Reproduce each of the items below line for line, without changing a single character.

* Begin *

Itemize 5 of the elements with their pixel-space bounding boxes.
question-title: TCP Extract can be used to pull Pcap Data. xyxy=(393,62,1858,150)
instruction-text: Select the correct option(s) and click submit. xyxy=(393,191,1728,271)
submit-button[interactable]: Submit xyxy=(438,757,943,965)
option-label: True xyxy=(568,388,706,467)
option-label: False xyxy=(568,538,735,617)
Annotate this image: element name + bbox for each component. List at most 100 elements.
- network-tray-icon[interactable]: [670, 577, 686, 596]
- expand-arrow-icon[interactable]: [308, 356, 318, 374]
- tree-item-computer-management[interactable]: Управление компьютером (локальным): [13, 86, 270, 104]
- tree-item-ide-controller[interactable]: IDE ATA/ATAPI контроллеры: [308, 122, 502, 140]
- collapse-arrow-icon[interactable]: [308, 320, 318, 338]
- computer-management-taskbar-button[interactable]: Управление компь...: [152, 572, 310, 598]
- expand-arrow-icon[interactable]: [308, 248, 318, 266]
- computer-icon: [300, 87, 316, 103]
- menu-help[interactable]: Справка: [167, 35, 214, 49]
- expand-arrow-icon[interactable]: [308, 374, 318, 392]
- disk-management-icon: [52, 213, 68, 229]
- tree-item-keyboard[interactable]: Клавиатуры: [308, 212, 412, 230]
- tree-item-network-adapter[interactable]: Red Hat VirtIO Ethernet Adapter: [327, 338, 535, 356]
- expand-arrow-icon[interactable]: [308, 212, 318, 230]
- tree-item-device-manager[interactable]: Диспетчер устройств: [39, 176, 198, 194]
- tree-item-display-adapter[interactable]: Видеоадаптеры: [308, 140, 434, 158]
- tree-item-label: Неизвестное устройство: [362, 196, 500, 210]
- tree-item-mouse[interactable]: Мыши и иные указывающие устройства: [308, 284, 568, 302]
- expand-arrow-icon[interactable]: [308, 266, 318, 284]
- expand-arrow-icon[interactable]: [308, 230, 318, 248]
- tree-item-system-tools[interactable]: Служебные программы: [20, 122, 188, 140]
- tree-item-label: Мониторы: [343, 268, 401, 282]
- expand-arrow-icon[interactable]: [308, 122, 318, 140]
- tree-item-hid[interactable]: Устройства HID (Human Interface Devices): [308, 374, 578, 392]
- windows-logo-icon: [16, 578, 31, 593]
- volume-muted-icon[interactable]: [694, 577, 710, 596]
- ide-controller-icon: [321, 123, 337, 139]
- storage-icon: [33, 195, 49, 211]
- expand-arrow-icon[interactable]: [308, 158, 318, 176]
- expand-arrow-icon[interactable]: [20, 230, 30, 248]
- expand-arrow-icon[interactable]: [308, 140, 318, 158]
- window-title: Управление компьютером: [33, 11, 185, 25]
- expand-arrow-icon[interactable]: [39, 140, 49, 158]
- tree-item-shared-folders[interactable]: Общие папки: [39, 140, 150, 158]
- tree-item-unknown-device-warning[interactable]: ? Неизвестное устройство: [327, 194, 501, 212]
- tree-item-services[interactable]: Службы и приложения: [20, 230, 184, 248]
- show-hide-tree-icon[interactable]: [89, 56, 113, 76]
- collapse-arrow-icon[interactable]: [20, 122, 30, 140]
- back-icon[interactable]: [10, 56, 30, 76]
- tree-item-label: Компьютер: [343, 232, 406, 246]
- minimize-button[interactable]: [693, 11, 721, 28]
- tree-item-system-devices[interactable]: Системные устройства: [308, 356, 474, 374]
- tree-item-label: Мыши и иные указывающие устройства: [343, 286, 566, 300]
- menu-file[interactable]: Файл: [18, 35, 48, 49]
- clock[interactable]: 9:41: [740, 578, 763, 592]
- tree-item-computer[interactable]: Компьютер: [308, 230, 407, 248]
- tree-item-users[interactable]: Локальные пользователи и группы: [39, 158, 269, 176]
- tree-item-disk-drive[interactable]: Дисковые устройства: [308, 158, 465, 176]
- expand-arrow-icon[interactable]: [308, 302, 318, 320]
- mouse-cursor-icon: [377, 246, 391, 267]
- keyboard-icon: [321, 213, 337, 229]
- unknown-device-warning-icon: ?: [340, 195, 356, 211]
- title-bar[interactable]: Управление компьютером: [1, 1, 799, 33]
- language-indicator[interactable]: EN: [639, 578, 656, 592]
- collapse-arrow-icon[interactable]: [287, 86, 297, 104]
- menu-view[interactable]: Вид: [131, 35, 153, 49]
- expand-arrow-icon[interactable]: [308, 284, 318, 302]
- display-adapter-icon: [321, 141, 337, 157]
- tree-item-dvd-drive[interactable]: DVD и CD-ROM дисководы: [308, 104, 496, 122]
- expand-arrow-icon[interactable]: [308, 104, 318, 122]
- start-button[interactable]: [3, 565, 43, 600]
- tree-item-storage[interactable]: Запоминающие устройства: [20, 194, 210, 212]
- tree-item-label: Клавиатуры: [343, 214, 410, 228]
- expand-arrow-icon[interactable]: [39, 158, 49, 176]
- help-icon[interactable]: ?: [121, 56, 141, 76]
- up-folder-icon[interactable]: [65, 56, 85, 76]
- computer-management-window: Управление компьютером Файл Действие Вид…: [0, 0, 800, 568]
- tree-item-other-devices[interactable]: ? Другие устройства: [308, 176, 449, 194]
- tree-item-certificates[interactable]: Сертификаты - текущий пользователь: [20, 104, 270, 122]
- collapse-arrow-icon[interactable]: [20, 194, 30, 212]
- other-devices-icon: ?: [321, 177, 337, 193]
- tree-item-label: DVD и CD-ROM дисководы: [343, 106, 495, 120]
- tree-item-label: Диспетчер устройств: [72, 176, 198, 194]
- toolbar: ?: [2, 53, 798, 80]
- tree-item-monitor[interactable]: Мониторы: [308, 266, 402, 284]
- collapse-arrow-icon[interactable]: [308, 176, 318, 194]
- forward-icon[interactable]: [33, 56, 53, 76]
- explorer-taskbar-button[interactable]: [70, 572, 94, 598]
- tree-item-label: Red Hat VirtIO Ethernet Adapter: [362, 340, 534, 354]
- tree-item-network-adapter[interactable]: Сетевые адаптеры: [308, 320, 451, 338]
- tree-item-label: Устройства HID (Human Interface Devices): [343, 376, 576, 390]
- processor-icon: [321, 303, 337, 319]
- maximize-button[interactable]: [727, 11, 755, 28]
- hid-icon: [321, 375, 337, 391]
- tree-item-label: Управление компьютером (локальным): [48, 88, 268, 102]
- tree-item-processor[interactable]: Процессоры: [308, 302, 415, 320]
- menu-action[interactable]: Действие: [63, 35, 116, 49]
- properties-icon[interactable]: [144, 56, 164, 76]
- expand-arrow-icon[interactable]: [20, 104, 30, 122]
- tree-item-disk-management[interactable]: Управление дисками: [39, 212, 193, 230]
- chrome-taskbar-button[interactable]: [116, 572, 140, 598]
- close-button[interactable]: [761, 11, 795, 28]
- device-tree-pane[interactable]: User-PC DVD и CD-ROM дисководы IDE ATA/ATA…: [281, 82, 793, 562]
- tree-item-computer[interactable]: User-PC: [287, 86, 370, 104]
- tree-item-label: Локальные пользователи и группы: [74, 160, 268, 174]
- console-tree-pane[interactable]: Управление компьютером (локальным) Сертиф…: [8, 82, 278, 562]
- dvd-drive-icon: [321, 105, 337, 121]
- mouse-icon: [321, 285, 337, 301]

* End *

PROBLEM SOLUTION -
Itemize 5 of the elements with their pixel-space bounding boxes.
question-title: TCP Extract can be used to pull Pcap Data. xyxy=(393,62,1858,150)
instruction-text: Select the correct option(s) and click submit. xyxy=(393,191,1728,271)
submit-button[interactable]: Submit xyxy=(438,757,943,965)
option-label: True xyxy=(568,388,706,467)
option-label: False xyxy=(568,538,735,617)
Annotate this image: element name + bbox for each component. List at most 100 elements.
- network-tray-icon[interactable]: [670, 577, 686, 596]
- expand-arrow-icon[interactable]: [308, 356, 318, 374]
- tree-item-computer-management[interactable]: Управление компьютером (локальным): [13, 86, 270, 104]
- tree-item-ide-controller[interactable]: IDE ATA/ATAPI контроллеры: [308, 122, 502, 140]
- collapse-arrow-icon[interactable]: [308, 320, 318, 338]
- computer-management-taskbar-button[interactable]: Управление компь...: [152, 572, 310, 598]
- expand-arrow-icon[interactable]: [308, 248, 318, 266]
- computer-icon: [300, 87, 316, 103]
- menu-help[interactable]: Справка: [167, 35, 214, 49]
- expand-arrow-icon[interactable]: [308, 374, 318, 392]
- disk-management-icon: [52, 213, 68, 229]
- tree-item-keyboard[interactable]: Клавиатуры: [308, 212, 412, 230]
- tree-item-network-adapter[interactable]: Red Hat VirtIO Ethernet Adapter: [327, 338, 535, 356]
- expand-arrow-icon[interactable]: [308, 212, 318, 230]
- tree-item-device-manager[interactable]: Диспетчер устройств: [39, 176, 198, 194]
- tree-item-display-adapter[interactable]: Видеоадаптеры: [308, 140, 434, 158]
- tree-item-label: Неизвестное устройство: [362, 196, 500, 210]
- tree-item-mouse[interactable]: Мыши и иные указывающие устройства: [308, 284, 568, 302]
- expand-arrow-icon[interactable]: [308, 266, 318, 284]
- expand-arrow-icon[interactable]: [308, 230, 318, 248]
- tree-item-system-tools[interactable]: Служебные программы: [20, 122, 188, 140]
- tree-item-label: Мониторы: [343, 268, 401, 282]
- expand-arrow-icon[interactable]: [308, 122, 318, 140]
- tree-item-hid[interactable]: Устройства HID (Human Interface Devices): [308, 374, 578, 392]
- windows-logo-icon: [16, 578, 31, 593]
- volume-muted-icon[interactable]: [694, 577, 710, 596]
- ide-controller-icon: [321, 123, 337, 139]
- storage-icon: [33, 195, 49, 211]
- expand-arrow-icon[interactable]: [308, 158, 318, 176]
- expand-arrow-icon[interactable]: [20, 230, 30, 248]
- expand-arrow-icon[interactable]: [308, 140, 318, 158]
- window-title: Управление компьютером: [33, 11, 185, 25]
- expand-arrow-icon[interactable]: [39, 140, 49, 158]
- tree-item-shared-folders[interactable]: Общие папки: [39, 140, 150, 158]
- tree-item-unknown-device-warning[interactable]: ? Неизвестное устройство: [327, 194, 501, 212]
- tree-item-services[interactable]: Службы и приложения: [20, 230, 184, 248]
- show-hide-tree-icon[interactable]: [89, 56, 113, 76]
- collapse-arrow-icon[interactable]: [20, 122, 30, 140]
- back-icon[interactable]: [10, 56, 30, 76]
- tree-item-label: Компьютер: [343, 232, 406, 246]
- minimize-button[interactable]: [693, 11, 721, 28]
- tree-item-system-devices[interactable]: Системные устройства: [308, 356, 474, 374]
- tree-item-label: Мыши и иные указывающие устройства: [343, 286, 566, 300]
- menu-file[interactable]: Файл: [18, 35, 48, 49]
- clock[interactable]: 9:41: [740, 578, 763, 592]
- tree-item-computer[interactable]: Компьютер: [308, 230, 407, 248]
- tree-item-users[interactable]: Локальные пользователи и группы: [39, 158, 269, 176]
- tree-item-disk-drive[interactable]: Дисковые устройства: [308, 158, 465, 176]
- expand-arrow-icon[interactable]: [308, 302, 318, 320]
- mouse-cursor-icon: [377, 246, 391, 267]
- keyboard-icon: [321, 213, 337, 229]
- unknown-device-warning-icon: ?: [340, 195, 356, 211]
- title-bar[interactable]: Управление компьютером: [1, 1, 799, 33]
- language-indicator[interactable]: EN: [639, 578, 656, 592]
- collapse-arrow-icon[interactable]: [287, 86, 297, 104]
- menu-view[interactable]: Вид: [131, 35, 153, 49]
- expand-arrow-icon[interactable]: [308, 284, 318, 302]
- display-adapter-icon: [321, 141, 337, 157]
- tree-item-dvd-drive[interactable]: DVD и CD-ROM дисководы: [308, 104, 496, 122]
- expand-arrow-icon[interactable]: [308, 104, 318, 122]
- start-button[interactable]: [3, 565, 43, 600]
- tree-item-storage[interactable]: Запоминающие устройства: [20, 194, 210, 212]
- tree-item-label: Клавиатуры: [343, 214, 410, 228]
- expand-arrow-icon[interactable]: [39, 158, 49, 176]
- help-icon[interactable]: ?: [121, 56, 141, 76]
- up-folder-icon[interactable]: [65, 56, 85, 76]
- computer-management-window: Управление компьютером Файл Действие Вид…: [0, 0, 800, 568]
- tree-item-other-devices[interactable]: ? Другие устройства: [308, 176, 449, 194]
- tree-item-certificates[interactable]: Сертификаты - текущий пользователь: [20, 104, 270, 122]
- collapse-arrow-icon[interactable]: [20, 194, 30, 212]
- other-devices-icon: ?: [321, 177, 337, 193]
- tree-item-label: DVD и CD-ROM дисководы: [343, 106, 495, 120]
- tree-item-label: Диспетчер устройств: [72, 176, 198, 194]
- toolbar: ?: [2, 53, 798, 80]
- tree-item-monitor[interactable]: Мониторы: [308, 266, 402, 284]
- collapse-arrow-icon[interactable]: [308, 176, 318, 194]
- forward-icon[interactable]: [33, 56, 53, 76]
- explorer-taskbar-button[interactable]: [70, 572, 94, 598]
- tree-item-label: Red Hat VirtIO Ethernet Adapter: [362, 340, 534, 354]
- tree-item-network-adapter[interactable]: Сетевые адаптеры: [308, 320, 451, 338]
- tree-item-label: Устройства HID (Human Interface Devices): [343, 376, 576, 390]
- processor-icon: [321, 303, 337, 319]
- maximize-button[interactable]: [727, 11, 755, 28]
- hid-icon: [321, 375, 337, 391]
- tree-item-label: Управление компьютером (локальным): [48, 88, 268, 102]
- tree-item-processor[interactable]: Процессоры: [308, 302, 415, 320]
- menu-action[interactable]: Действие: [63, 35, 116, 49]
- properties-icon[interactable]: [144, 56, 164, 76]
- expand-arrow-icon[interactable]: [20, 104, 30, 122]
- tree-item-disk-management[interactable]: Управление дисками: [39, 212, 193, 230]
- chrome-taskbar-button[interactable]: [116, 572, 140, 598]
- close-button[interactable]: [761, 11, 795, 28]
- device-tree-pane[interactable]: User-PC DVD и CD-ROM дисководы IDE ATA/ATA…: [281, 82, 793, 562]
- tree-item-computer[interactable]: User-PC: [287, 86, 370, 104]
- tree-item-label: Локальные пользователи и группы: [74, 160, 268, 174]
- console-tree-pane[interactable]: Управление компьютером (локальным) Сертиф…: [8, 82, 278, 562]
- dvd-drive-icon: [321, 105, 337, 121]
- mouse-icon: [321, 285, 337, 301]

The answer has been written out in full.